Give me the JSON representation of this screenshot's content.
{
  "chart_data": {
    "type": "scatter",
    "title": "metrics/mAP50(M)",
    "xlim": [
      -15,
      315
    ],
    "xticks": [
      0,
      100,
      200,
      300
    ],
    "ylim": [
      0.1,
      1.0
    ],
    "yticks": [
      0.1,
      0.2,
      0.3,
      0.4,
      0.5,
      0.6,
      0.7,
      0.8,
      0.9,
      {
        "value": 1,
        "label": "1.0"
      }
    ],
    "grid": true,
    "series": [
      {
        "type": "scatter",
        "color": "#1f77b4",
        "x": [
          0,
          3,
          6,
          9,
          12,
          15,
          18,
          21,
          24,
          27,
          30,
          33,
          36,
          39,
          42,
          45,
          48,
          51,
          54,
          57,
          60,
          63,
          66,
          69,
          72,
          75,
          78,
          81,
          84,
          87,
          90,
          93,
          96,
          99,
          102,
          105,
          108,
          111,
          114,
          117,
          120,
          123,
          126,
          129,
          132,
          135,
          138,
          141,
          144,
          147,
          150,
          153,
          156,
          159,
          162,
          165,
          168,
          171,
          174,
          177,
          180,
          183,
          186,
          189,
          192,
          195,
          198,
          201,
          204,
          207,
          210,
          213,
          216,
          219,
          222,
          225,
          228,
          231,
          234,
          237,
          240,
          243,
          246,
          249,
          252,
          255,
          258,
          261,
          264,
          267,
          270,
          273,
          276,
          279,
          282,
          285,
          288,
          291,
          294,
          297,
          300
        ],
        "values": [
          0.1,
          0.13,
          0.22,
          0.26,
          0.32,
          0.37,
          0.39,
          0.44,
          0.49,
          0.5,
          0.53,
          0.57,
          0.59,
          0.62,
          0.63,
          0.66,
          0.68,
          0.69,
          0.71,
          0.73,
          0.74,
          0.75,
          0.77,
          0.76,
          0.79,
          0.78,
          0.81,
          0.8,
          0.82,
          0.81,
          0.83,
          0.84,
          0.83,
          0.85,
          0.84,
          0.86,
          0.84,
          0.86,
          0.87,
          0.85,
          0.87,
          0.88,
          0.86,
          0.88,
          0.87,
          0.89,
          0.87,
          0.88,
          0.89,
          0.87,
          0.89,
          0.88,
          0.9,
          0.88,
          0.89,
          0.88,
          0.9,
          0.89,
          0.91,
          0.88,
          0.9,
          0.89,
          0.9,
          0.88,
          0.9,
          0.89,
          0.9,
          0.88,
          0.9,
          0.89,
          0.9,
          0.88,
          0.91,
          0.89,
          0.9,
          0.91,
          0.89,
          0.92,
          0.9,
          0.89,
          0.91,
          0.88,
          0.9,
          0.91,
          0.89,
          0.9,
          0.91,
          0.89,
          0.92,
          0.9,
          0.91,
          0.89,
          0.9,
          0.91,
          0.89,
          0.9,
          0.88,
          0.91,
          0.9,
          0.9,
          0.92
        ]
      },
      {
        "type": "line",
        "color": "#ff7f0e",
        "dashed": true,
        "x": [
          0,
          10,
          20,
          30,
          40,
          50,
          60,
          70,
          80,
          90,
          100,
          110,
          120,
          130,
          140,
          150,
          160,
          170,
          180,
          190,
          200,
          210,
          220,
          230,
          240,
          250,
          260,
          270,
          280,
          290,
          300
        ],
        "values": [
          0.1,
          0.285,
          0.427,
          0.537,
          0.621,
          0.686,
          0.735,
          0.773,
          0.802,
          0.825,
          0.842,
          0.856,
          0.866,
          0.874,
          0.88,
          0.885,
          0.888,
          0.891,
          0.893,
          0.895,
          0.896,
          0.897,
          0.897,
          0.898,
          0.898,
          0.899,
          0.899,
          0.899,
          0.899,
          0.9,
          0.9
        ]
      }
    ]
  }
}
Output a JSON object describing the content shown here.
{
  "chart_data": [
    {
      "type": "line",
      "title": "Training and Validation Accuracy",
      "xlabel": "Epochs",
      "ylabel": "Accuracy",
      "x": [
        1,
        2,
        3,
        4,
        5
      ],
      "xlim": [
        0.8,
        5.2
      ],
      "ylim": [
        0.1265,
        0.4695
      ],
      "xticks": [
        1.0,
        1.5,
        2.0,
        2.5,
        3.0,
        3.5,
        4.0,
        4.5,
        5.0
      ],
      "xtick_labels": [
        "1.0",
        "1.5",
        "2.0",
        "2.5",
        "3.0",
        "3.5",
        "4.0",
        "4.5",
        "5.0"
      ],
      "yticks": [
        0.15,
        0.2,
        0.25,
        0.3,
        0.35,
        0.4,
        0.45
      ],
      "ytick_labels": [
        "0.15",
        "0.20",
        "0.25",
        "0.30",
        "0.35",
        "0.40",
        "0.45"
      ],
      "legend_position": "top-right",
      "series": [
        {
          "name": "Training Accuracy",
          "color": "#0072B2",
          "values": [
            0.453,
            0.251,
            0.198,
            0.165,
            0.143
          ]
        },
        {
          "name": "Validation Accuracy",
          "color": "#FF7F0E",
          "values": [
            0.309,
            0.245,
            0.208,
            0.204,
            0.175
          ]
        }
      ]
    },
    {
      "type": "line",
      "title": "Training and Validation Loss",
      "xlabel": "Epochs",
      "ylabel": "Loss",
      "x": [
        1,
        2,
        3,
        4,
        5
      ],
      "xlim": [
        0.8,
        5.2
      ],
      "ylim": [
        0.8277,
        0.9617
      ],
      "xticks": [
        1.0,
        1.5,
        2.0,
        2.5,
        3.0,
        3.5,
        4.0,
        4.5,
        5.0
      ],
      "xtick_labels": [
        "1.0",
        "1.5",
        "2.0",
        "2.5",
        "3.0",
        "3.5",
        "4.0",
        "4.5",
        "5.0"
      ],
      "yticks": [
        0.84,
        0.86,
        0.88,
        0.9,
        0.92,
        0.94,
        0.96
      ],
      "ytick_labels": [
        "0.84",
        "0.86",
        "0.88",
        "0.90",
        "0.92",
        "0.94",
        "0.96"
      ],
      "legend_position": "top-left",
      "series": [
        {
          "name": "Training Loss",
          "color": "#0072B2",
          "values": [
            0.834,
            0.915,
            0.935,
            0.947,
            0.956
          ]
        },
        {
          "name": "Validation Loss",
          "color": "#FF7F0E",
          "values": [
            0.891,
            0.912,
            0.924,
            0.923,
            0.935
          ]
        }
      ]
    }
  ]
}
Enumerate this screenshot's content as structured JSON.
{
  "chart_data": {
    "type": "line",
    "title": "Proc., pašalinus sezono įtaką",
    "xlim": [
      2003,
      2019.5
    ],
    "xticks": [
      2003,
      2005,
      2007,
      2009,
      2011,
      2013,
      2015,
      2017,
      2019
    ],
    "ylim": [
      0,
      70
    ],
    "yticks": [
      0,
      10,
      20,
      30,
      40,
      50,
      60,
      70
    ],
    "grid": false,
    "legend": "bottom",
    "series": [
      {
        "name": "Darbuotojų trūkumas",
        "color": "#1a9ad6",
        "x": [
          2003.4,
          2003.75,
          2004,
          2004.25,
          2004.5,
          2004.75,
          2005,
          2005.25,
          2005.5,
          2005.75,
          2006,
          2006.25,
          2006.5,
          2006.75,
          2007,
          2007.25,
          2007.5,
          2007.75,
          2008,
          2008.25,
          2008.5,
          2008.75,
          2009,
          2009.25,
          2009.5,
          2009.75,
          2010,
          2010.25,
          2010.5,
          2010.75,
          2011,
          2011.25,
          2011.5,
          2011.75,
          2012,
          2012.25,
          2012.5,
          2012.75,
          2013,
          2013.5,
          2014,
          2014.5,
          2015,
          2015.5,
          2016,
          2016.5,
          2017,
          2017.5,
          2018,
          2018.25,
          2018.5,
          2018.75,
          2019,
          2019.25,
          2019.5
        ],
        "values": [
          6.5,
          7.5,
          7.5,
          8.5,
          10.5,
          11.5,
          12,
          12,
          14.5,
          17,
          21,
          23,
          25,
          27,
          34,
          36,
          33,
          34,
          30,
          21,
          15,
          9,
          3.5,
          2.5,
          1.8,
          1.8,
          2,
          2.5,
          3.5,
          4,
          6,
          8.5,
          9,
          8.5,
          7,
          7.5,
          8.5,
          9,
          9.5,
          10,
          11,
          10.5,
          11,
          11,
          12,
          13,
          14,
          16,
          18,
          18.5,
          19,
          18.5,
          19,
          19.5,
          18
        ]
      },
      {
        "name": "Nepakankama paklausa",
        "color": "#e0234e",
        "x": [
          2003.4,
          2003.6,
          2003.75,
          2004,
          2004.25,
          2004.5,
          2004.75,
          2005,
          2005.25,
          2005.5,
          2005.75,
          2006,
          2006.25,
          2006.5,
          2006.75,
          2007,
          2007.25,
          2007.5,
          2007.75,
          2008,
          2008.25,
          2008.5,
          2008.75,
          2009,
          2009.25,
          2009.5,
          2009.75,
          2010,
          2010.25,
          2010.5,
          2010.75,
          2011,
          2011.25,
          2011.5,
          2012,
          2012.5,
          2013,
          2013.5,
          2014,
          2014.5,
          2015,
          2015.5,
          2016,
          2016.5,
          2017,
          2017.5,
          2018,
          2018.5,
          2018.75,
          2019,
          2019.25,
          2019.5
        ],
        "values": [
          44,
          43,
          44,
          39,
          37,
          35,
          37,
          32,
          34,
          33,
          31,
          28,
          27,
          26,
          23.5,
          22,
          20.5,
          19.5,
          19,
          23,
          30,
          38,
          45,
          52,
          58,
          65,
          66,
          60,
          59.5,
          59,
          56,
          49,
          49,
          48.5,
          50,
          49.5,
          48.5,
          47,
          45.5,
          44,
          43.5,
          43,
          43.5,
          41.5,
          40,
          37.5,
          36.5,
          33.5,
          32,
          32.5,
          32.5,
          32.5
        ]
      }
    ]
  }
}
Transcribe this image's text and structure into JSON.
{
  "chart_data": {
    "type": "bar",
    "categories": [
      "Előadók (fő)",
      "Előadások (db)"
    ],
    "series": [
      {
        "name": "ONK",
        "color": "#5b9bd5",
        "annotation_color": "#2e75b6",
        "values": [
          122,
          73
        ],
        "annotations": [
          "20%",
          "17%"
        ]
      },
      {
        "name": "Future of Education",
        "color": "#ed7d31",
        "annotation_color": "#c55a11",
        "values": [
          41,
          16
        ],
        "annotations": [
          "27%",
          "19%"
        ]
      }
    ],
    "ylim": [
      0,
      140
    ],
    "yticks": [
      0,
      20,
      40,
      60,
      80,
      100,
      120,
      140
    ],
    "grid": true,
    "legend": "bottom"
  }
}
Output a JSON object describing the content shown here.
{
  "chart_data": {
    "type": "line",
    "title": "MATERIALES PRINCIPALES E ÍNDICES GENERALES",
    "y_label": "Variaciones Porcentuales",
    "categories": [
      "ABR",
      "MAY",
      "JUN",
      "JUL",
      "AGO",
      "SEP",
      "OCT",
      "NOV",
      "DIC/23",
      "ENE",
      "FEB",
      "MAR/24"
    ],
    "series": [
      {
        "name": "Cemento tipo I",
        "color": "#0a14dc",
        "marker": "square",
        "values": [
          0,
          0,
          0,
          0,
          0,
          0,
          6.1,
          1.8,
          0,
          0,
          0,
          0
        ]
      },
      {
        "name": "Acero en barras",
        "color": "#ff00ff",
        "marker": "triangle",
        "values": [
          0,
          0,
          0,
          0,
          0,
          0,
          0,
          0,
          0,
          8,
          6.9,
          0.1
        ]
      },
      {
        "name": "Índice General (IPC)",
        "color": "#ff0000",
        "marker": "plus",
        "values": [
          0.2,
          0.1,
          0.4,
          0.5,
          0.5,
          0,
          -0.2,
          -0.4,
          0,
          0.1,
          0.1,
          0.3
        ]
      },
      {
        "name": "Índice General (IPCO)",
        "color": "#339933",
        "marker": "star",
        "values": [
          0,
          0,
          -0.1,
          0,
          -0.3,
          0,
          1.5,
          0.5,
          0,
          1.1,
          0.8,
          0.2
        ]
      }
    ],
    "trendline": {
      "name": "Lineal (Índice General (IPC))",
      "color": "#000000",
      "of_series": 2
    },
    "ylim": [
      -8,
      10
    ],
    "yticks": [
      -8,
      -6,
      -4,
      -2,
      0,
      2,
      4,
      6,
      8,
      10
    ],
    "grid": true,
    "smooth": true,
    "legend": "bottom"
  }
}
****************
**Challenge**:
Where does the word "Loss" appear in the listing? List each line that holds it.

**Result for this exercise**:
      "title": "Training and Validation Loss",
      "ylabel": "Loss",
          "name": "Training Loss",
          "name": "Validation Loss",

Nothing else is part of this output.